Problems and tasks ▸
1. Answer these questions from the neoplasm flashcards, one line each:
(a) Which three things does invasion into surrounding tissue by carcinoma cells require?
(b) Altered adhesion between malignant cells involves a reduction in what?
(c) Which proteases do the flashcards single out in the breakdown of the basement membrane and stroma?
2. Continue the neoplasm flashcards from their last line, in the same question-and-answer format.

Text section ▸
+-------+

12. Effects Of Neoplasms Flashcards
What leads to a greatly increased tumour burden?
Ability of malignant cells to invade and spread to distant sites
What are the 3 steps which must occur for a metastisis to form?
Malignant cells must grow and invade at the primary site.
Enter a transport system and lodge at a secondary site.
Grow at the secondary site to form a new tumour (colonisation).
At all points the cells must evade destruction by immune cells.
What 3 things are required for invasion into surrounding tissue by carcinoma cells?
Altered adhesion, stromal proteolysis and motility.
What is the name for the 3 alterations that are ended for invasion of carcinoma cells into the surrounding tissue, and why is it called this?
Epithelial-to-mesenchymal transition.
The three changes create a carcinoma cell phenotype that sometimes appears more like a mesenchymal cell tan an epithelial cell.
What does altered adhesion between malignant cells involve a reduction in?
E-cadherin expression
What does altered adhesion between malignant cells and stromal proteins involve a change in?
Integrin expression
Carcinoma cells need to degrade the basement membrane and stroma to invade. What does this involved altered expression of?
Protease, notably matrix metalloproteinases
What is a cancer niche?

+-------+

Raw data ▸
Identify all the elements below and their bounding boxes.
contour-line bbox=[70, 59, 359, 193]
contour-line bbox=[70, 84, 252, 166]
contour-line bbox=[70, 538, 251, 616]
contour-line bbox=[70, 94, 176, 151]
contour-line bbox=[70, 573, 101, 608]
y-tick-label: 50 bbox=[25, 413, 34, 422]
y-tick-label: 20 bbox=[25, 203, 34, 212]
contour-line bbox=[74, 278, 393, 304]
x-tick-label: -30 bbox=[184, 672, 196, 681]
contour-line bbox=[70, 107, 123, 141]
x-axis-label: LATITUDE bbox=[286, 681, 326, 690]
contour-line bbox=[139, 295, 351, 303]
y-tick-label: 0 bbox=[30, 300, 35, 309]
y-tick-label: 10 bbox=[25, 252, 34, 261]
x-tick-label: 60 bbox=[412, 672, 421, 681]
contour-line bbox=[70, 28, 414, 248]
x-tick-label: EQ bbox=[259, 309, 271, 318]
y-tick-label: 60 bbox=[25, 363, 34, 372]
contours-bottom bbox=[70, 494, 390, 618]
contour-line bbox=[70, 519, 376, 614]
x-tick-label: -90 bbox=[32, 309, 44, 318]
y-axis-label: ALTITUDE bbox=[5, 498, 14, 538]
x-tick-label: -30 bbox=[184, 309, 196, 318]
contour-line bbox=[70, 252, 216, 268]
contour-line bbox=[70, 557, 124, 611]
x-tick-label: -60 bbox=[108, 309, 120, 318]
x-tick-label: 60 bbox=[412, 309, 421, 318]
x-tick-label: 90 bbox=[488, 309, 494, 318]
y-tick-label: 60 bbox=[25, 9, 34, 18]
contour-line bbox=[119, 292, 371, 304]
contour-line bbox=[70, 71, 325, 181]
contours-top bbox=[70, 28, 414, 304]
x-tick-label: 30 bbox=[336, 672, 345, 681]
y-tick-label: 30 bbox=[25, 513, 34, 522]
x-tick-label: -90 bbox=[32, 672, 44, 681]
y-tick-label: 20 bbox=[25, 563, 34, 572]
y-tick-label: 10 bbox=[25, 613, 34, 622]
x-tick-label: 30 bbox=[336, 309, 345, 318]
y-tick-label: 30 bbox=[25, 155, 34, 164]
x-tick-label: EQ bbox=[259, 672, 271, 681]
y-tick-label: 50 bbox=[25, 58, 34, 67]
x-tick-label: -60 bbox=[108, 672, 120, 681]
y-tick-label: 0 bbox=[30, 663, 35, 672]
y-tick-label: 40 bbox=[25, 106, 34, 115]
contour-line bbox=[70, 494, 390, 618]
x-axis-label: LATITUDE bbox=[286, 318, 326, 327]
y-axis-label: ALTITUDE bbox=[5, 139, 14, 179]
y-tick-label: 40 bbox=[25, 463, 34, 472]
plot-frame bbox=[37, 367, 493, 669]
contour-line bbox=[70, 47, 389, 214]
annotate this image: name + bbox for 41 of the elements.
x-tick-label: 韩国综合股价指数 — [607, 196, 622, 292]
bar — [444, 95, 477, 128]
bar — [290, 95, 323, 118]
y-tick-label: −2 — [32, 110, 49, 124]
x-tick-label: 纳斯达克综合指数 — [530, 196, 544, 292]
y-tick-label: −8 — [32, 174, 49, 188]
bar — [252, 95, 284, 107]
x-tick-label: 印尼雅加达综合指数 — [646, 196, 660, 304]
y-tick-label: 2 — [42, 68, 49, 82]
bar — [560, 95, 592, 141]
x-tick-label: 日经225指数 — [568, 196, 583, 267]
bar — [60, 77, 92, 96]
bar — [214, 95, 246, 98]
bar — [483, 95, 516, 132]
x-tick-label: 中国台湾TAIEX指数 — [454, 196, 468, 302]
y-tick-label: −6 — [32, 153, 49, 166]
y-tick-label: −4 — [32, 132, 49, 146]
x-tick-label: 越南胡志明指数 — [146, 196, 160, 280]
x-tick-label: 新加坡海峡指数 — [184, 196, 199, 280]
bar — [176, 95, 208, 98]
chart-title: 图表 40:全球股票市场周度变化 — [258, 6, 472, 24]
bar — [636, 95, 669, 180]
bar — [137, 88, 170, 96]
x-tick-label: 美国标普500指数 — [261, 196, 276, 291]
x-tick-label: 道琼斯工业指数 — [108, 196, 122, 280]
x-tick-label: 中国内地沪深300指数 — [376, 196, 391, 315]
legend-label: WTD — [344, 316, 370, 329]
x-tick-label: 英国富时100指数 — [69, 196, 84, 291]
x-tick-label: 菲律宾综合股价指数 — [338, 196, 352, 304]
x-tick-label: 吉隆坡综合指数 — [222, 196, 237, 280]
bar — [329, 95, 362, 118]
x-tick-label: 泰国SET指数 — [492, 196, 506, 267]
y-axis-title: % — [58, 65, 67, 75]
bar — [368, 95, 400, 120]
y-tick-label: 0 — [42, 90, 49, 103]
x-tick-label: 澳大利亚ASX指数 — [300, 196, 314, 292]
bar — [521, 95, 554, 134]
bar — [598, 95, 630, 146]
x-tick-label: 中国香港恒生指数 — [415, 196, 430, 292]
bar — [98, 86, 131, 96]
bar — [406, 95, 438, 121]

+-------+

Answers for this exercise ▸
1.
(a) Altered adhesion, stromal proteolysis and motility.
(b) E-cadherin expression.
(c) Matrix metalloproteinases.

2.
When malignant cells take advantage of nearby non-neoplastic cells, which provide some growth facts and proteases to help invasion.
What does altered motility between malignant cells involve changes in?
Actin cytoskeleton
What do malignant cells singal through?
Integrins, occurs via small G proteins such as members of the Rho family.
Via what 3 routes can malignant cells reach distant sites?
Blood vessels entering via capillaries and venules.
Lymphatic vessels.
Fluid in body cavities eg pleura, peritoneal, pericardial and bran ventricles (transcoelomic spread).
What is the biggest barrier to successful formation of metastases?
Failed colonisation
What is the name of surfing microscopic deposits that fail to grow?
Micrometastases
What is tumour dormancy?
An apparently disease-free person harbouring micrometastases, is why patients can have a cancer relapse
What two things determine the site of a secondary tumour?
Regional drainage of blood, lymph or coelomic fluid.
Seed and soil phenomenon, which is due to interactions between between malignant cells and the local tumour environment at the secondary site.